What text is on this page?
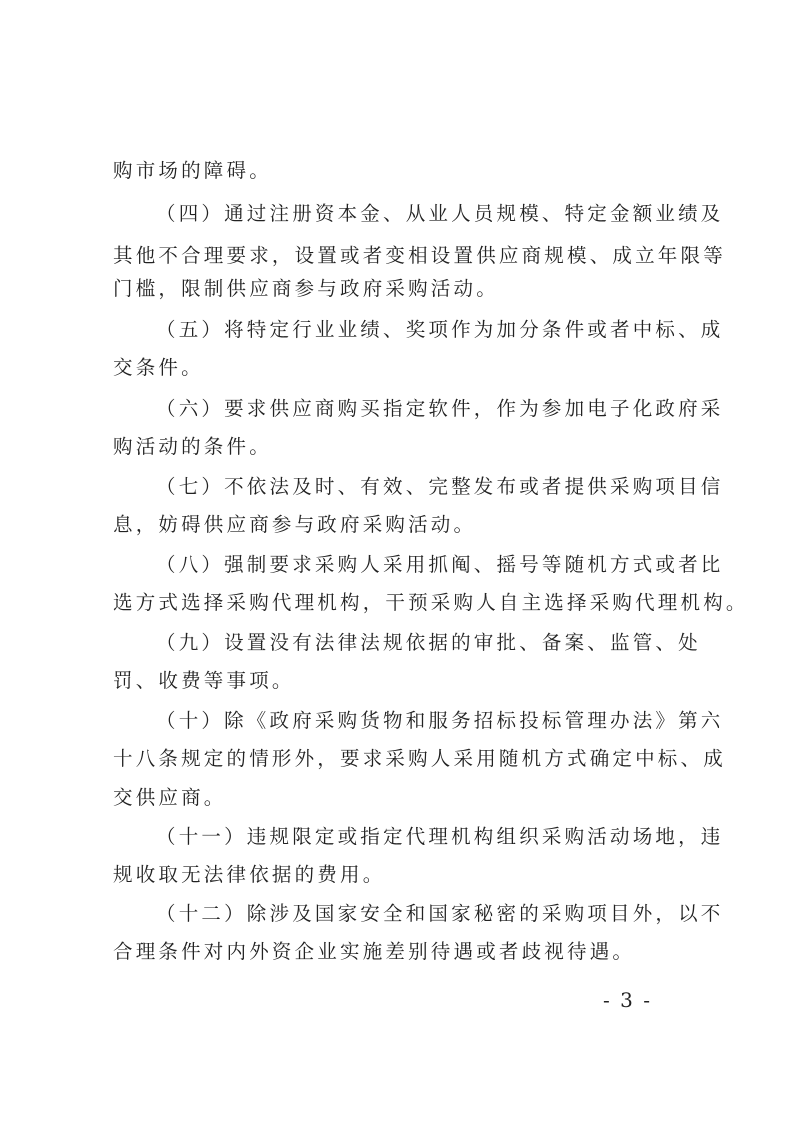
购市场的障碍。
（四）通过注册资本金、从业人员规模、特定金额业绩及
其他不合理要求，设置或者变相设置供应商规模、成立年限等
门槛，限制供应商参与政府采购活动。
（五）将特定行业业绩、奖项作为加分条件或者中标、成
交条件。
（六）要求供应商购买指定软件，作为参加电子化政府采
购活动的条件。
（七）不依法及时、有效、完整发布或者提供采购项目信
息，妨碍供应商参与政府采购活动。
（八）强制要求采购人采用抓阄、摇号等随机方式或者比
选方式选择采购代理机构，干预采购人自主选择采购代理机构。
（九）设置没有法律法规依据的审批、备案、监管、处
罚、收费等事项。
（十）除《政府采购货物和服务招标投标管理办法》第六
十八条规定的情形外，要求采购人采用随机方式确定中标、成
交供应商。
（十一）违规限定或指定代理机构组织采购活动场地，违
规收取无法律依据的费用。
（十二）除涉及国家安全和国家秘密的采购项目外，以不
合理条件对内外资企业实施差别待遇或者歧视待遇。
- 3 -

■ **YOUR INSTRUCTIONS**
Copy everything in the records above except the pictures, exactly as written.

■ **RESULT**
What text is on this page?
购市场的障碍。
（四）通过注册资本金、从业人员规模、特定金额业绩及
其他不合理要求，设置或者变相设置供应商规模、成立年限等
门槛，限制供应商参与政府采购活动。
（五）将特定行业业绩、奖项作为加分条件或者中标、成
交条件。
（六）要求供应商购买指定软件，作为参加电子化政府采
购活动的条件。
（七）不依法及时、有效、完整发布或者提供采购项目信
息，妨碍供应商参与政府采购活动。
（八）强制要求采购人采用抓阄、摇号等随机方式或者比
选方式选择采购代理机构，干预采购人自主选择采购代理机构。
（九）设置没有法律法规依据的审批、备案、监管、处
罚、收费等事项。
（十）除《政府采购货物和服务招标投标管理办法》第六
十八条规定的情形外，要求采购人采用随机方式确定中标、成
交供应商。
（十一）违规限定或指定代理机构组织采购活动场地，违
规收取无法律依据的费用。
（十二）除涉及国家安全和国家秘密的采购项目外，以不
合理条件对内外资企业实施差别待遇或者歧视待遇。
- 3 -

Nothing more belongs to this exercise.